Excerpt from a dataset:

+++

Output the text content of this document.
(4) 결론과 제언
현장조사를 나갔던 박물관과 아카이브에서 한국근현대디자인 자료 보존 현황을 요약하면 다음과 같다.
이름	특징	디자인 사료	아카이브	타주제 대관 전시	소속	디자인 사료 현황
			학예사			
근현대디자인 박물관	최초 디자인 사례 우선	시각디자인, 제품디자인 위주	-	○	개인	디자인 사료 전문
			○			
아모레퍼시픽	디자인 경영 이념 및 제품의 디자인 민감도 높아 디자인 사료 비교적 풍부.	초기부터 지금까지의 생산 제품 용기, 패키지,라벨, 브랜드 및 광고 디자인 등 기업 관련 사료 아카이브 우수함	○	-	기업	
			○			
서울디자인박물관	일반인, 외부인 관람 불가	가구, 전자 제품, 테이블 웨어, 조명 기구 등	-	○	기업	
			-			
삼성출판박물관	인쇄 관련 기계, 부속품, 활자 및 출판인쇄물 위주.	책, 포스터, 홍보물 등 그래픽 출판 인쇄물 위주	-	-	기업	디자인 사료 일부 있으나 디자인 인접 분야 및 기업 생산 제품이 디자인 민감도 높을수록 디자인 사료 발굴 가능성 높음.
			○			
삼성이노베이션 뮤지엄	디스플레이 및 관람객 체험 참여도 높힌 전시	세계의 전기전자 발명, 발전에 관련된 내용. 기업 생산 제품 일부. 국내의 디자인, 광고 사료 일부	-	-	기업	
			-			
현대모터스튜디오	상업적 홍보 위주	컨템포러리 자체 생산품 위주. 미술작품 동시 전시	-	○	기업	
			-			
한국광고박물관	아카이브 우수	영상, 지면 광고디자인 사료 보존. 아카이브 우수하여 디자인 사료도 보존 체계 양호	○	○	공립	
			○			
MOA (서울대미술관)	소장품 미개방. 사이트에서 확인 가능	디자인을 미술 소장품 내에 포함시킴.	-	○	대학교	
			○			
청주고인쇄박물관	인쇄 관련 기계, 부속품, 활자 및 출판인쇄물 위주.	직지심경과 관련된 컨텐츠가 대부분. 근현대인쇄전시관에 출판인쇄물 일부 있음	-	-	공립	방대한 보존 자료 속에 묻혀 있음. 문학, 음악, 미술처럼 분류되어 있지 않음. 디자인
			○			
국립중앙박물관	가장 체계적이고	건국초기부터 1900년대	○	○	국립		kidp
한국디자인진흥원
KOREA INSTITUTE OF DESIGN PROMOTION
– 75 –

+++

REQUIRED TASK:
Set down each entry again, unchanged.

SOLUTION TO THE PROBLEM:
Output the text content of this document.
(4) 결론과 제언
현장조사를 나갔던 박물관과 아카이브에서 한국근현대디자인 자료 보존 현황을 요약하면 다음과 같다.
이름	특징	디자인 사료	아카이브	타주제 대관 전시	소속	디자인 사료 현황
			학예사			
근현대디자인 박물관	최초 디자인 사례 우선	시각디자인, 제품디자인 위주	-	○	개인	디자인 사료 전문
			○			
아모레퍼시픽	디자인 경영 이념 및 제품의 디자인 민감도 높아 디자인 사료 비교적 풍부.	초기부터 지금까지의 생산 제품 용기, 패키지,라벨, 브랜드 및 광고 디자인 등 기업 관련 사료 아카이브 우수함	○	-	기업	
			○			
서울디자인박물관	일반인, 외부인 관람 불가	가구, 전자 제품, 테이블 웨어, 조명 기구 등	-	○	기업	
			-			
삼성출판박물관	인쇄 관련 기계, 부속품, 활자 및 출판인쇄물 위주.	책, 포스터, 홍보물 등 그래픽 출판 인쇄물 위주	-	-	기업	디자인 사료 일부 있으나 디자인 인접 분야 및 기업 생산 제품이 디자인 민감도 높을수록 디자인 사료 발굴 가능성 높음.
			○			
삼성이노베이션 뮤지엄	디스플레이 및 관람객 체험 참여도 높힌 전시	세계의 전기전자 발명, 발전에 관련된 내용. 기업 생산 제품 일부. 국내의 디자인, 광고 사료 일부	-	-	기업	
			-			
현대모터스튜디오	상업적 홍보 위주	컨템포러리 자체 생산품 위주. 미술작품 동시 전시	-	○	기업	
			-			
한국광고박물관	아카이브 우수	영상, 지면 광고디자인 사료 보존. 아카이브 우수하여 디자인 사료도 보존 체계 양호	○	○	공립	
			○			
MOA (서울대미술관)	소장품 미개방. 사이트에서 확인 가능	디자인을 미술 소장품 내에 포함시킴.	-	○	대학교	
			○			
청주고인쇄박물관	인쇄 관련 기계, 부속품, 활자 및 출판인쇄물 위주.	직지심경과 관련된 컨텐츠가 대부분. 근현대인쇄전시관에 출판인쇄물 일부 있음	-	-	공립	방대한 보존 자료 속에 묻혀 있음. 문학, 음악, 미술처럼 분류되어 있지 않음. 디자인
			○			
국립중앙박물관	가장 체계적이고	건국초기부터 1900년대	○	○	국립		kidp
한국디자인진흥원
KOREA INSTITUTE OF DESIGN PROMOTION
– 75 –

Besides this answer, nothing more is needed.